▸ **Source text**:
>> Start
Hi,
I am still stuck with this issue. I tested different encoding with the data and I am pretty sure the issue lies in the IPT/Tomcat area (TapirLink/Apache is fine).
Burke, did you manage to get a correct result with the data I sent you? If yes, what did you do and what is your configuration?
Cheers, Mickaël ________________________________________ From: Burke Chih-Jen Ko (GBIF) [bko@gbif.org] Sent: Tuesday, August 16, 2011 10:07 AM To: Mickael Graf Cc: Johan Dunfalk; GBIF IPT mailing list; GBIF Helpdesk Subject: Re: GBIF Case 1773: UTF8
Hi Mickaël,
I'd like to learn some details about encoding settings on your side.
1. Did you use mysqldump to create the script that you sent me earlier? 2. From the script, I can see the database stores data in UTF-8, is it correct? 3. Since the character in the dump sql is already broken, could you try, if you temporarily change the connection charset to utf-8, does the same dump contains the correct character for accented letters? Or please try --default-character-set=latin1 as one of your dump option. 4. Since all charset settings on your side appear to be latin1, are all databases hosted on the mysql server using UTF8 as the encoding? Including the one serves TapirLink?
I am trying to reproduce your environment here.
Cheers,
Burke
On Aug 16, 2011, at 9:26 AM, Mickael Graf wrote:
Hi Burke,
I tried both UTF-8, Latin1 and Windows 1252, but the result looks always the same. It looks like this setting has no influence on the final result, at least here.
/Mickaël
From: Burke Chih-Jen Ko (GBIF) [bko@gbif.org] Sent: Monday, August 15, 2011 4:24 PM To: Mickael Graf Cc: Johan Dunfalk; GBIF IPT mailing list Subject: Re: GBIF Case 1773: UTF8
Hi Michaël,
Have you tried using Latin 1 as the character encoding in the source data editing page of IPT?
Burke
On Aug 15, 2011, at 3:19 PM, Mickael Graf wrote:
Hi Burke,
Changing my.cnf breaks everything. So I reversed back. I need to study how to correctly migrate my data to a complete utf8 system. MySQL still comes with latin1 as default (I just checked on my Ubuntu 11.04!)
How can I test Tim's suggestion?
>> End
▸ **Information shown**:
>> Start
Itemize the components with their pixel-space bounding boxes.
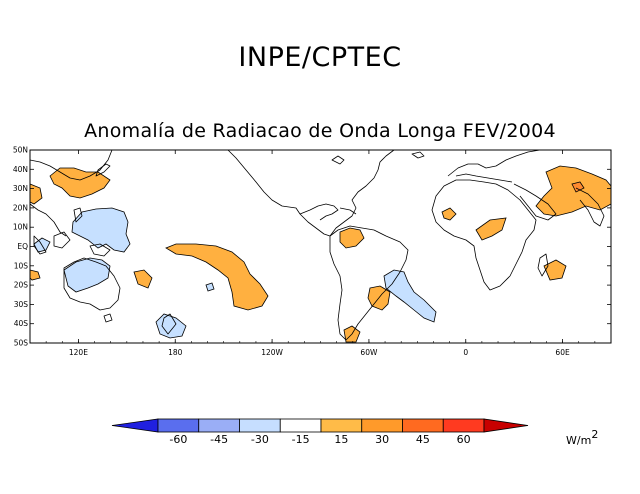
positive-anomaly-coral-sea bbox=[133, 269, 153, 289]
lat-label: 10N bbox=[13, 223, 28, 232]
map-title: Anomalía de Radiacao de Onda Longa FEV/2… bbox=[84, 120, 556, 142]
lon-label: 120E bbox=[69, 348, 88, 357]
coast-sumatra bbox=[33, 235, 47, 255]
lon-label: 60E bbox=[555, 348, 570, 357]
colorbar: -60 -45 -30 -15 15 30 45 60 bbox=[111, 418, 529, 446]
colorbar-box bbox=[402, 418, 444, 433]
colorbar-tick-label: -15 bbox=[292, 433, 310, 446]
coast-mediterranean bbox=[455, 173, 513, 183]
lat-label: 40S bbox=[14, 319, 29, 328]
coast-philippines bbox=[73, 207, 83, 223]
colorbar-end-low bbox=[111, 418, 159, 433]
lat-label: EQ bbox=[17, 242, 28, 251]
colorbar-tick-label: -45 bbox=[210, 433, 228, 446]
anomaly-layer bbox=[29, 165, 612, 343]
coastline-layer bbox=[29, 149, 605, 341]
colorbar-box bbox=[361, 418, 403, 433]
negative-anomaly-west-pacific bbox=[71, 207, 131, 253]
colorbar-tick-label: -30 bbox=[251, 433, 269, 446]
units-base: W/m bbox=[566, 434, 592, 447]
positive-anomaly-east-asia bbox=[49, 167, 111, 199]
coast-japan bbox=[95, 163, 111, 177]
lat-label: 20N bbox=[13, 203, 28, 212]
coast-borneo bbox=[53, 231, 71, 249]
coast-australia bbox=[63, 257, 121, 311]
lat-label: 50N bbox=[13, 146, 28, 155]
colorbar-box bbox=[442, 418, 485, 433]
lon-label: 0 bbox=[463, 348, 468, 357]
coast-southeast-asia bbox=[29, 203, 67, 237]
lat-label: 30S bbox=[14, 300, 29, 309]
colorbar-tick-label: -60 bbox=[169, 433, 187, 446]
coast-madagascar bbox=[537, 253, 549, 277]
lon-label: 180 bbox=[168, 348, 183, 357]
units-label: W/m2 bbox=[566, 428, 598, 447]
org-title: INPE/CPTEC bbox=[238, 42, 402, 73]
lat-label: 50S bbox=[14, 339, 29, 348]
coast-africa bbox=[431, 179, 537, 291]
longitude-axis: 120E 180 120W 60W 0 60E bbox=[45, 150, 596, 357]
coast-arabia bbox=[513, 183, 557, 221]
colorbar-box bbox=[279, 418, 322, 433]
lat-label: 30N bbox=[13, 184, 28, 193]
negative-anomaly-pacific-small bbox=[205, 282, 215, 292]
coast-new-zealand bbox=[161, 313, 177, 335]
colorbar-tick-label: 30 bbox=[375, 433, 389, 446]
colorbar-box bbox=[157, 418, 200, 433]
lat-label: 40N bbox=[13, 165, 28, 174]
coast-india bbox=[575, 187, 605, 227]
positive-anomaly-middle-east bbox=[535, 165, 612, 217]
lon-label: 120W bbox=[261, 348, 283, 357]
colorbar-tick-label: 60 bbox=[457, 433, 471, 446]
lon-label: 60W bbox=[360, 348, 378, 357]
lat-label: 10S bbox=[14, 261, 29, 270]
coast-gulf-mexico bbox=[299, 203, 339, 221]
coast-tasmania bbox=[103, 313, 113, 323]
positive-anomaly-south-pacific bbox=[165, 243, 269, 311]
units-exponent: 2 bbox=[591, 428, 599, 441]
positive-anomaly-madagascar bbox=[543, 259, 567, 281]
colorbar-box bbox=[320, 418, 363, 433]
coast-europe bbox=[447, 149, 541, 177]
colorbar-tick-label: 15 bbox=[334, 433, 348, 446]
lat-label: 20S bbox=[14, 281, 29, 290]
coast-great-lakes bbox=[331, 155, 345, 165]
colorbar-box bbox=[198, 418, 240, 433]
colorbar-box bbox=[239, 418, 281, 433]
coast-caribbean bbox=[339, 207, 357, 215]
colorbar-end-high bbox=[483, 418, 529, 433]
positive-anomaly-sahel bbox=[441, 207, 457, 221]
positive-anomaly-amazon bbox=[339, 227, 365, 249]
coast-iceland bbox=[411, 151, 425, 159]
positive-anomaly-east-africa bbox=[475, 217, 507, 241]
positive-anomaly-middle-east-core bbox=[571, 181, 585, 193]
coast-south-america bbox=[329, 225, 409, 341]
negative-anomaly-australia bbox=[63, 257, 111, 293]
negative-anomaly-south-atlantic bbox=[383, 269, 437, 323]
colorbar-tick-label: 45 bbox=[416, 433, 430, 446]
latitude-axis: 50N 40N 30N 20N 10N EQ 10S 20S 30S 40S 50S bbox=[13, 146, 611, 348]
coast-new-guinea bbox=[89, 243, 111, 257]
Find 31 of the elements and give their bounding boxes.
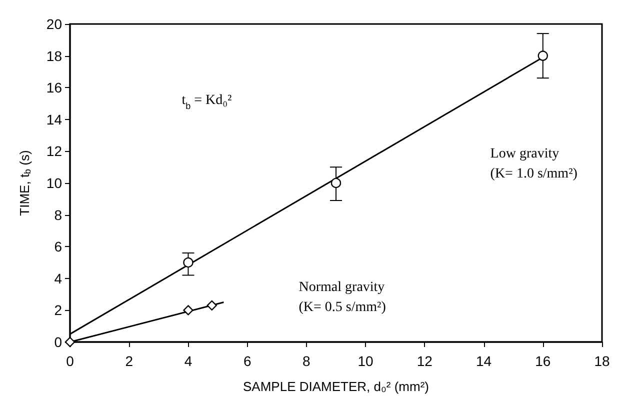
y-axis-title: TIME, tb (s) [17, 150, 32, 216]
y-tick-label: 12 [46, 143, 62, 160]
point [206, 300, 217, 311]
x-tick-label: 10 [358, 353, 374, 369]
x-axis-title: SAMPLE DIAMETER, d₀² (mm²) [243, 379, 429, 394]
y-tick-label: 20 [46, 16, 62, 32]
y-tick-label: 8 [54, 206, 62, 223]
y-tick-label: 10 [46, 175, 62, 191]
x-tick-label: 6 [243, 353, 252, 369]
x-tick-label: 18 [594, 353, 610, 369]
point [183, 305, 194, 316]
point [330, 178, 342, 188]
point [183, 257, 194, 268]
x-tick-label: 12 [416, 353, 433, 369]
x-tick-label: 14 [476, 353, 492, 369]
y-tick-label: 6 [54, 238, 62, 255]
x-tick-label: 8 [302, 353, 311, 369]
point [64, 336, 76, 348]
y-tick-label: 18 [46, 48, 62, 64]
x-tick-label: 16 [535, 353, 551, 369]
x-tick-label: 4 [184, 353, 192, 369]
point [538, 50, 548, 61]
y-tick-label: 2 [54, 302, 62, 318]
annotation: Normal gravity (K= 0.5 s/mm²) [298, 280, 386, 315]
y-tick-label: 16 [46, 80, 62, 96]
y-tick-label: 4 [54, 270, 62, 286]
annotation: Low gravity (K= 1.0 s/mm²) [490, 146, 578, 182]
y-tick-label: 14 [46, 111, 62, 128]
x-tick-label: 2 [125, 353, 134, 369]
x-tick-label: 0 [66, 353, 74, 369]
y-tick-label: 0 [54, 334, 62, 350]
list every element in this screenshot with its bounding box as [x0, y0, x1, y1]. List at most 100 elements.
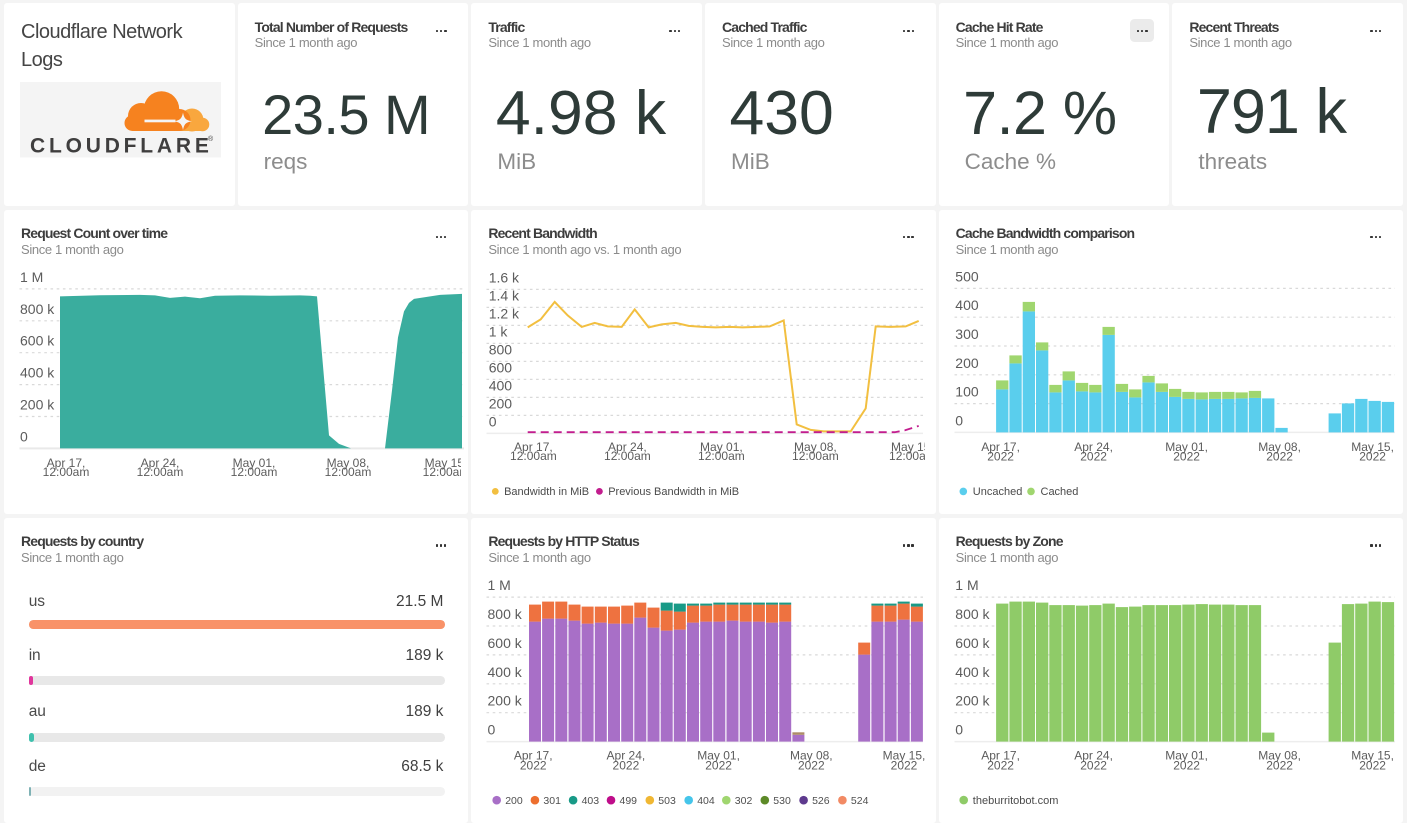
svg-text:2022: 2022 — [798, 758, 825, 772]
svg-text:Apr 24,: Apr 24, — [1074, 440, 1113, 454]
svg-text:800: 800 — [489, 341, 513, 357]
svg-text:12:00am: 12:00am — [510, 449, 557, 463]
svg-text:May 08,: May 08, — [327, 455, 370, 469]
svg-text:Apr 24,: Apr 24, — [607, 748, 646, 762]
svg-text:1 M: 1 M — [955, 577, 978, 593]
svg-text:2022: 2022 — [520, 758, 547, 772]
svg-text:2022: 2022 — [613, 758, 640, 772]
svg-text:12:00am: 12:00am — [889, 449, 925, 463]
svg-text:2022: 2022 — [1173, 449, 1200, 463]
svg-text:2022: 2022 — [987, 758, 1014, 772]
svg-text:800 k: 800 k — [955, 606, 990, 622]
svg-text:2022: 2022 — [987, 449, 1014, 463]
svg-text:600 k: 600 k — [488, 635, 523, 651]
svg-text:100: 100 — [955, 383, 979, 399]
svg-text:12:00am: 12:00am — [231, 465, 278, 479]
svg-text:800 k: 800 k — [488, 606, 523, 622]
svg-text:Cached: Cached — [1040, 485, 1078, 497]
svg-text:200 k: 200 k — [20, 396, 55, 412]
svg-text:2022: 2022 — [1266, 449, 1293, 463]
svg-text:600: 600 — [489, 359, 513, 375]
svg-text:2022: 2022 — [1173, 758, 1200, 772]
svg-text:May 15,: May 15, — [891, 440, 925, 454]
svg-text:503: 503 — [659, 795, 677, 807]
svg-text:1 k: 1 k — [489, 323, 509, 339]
>> End
▸ **Tasks and exercises**:
- a) In the email thread on the UTF8 case, which three encodings did Mickaël try before reporting that the result always looked the same?
- b) In the email thread on the UTF8 case, what reason does Burke give for asking Mickaël to redo the dump with the connection charset temporarily set to utf-8?
- c) Continue the email thread on the UTF8 case from the point where it stops, in the same voice.

▸ **Results in order**:
- a) UTF-8, Latin1 and Windows 1252.

- b) Burke asks because the accented character in the dump SQL is already broken. He wants to see whether a dump made with a utf-8 connection contains the correct characters for accented letters. As an alternative, he suggests adding --default-character-set=latin1 as a dump option.

- c)
Cheers, Mickaël
From: Burke Chih-Jen Ko (GBIF) [bko@gbif.org] Sent: Friday, August 12, 2011 4:30 PM To: Mickael Graf Cc: Johan Dunfalk; GBIF IPT mailing list Subject: Re: GBIF Case 1773: UTF8
Hi Mickaël,
I can see from your script that the database is created using UTF-8, but it could be the connection characterset that interprets the UTF-8 information as iso-8859-1. Force opening a UTF-8 text file with Närke using latin1 charset indeed render the text as Närke.
In the [mysqld] section of /etc/my.cnf, you can instruct the server to start with preferred characterset and collation:
character_set_server=utf8 default-character-set=utf8 character_set_client=utf8 collation_server=utf8_general_ci skip-character-set-client-handshake
The last line force the connection charset as the one specified for the server.
So I suggest some steps:
- Add lines above to your my.cnf
- Restart the mysql,
- First see if things still looks the same on TapirLink.
- Try export the same sample script you gave us earlier, if the närke shows as it should be, then it should be fine on IPT.
Let me know if this setting works.
But if this change breaks TapirLink and others, you'll need to decide to configure others all or, see if Tim's suggestion works. (jdbc:mysql://localhost:3306/specimen_collections?autoReconnect=true&useUnicode=true&characterEncoding=UTF8&characterSetResults=UTF8)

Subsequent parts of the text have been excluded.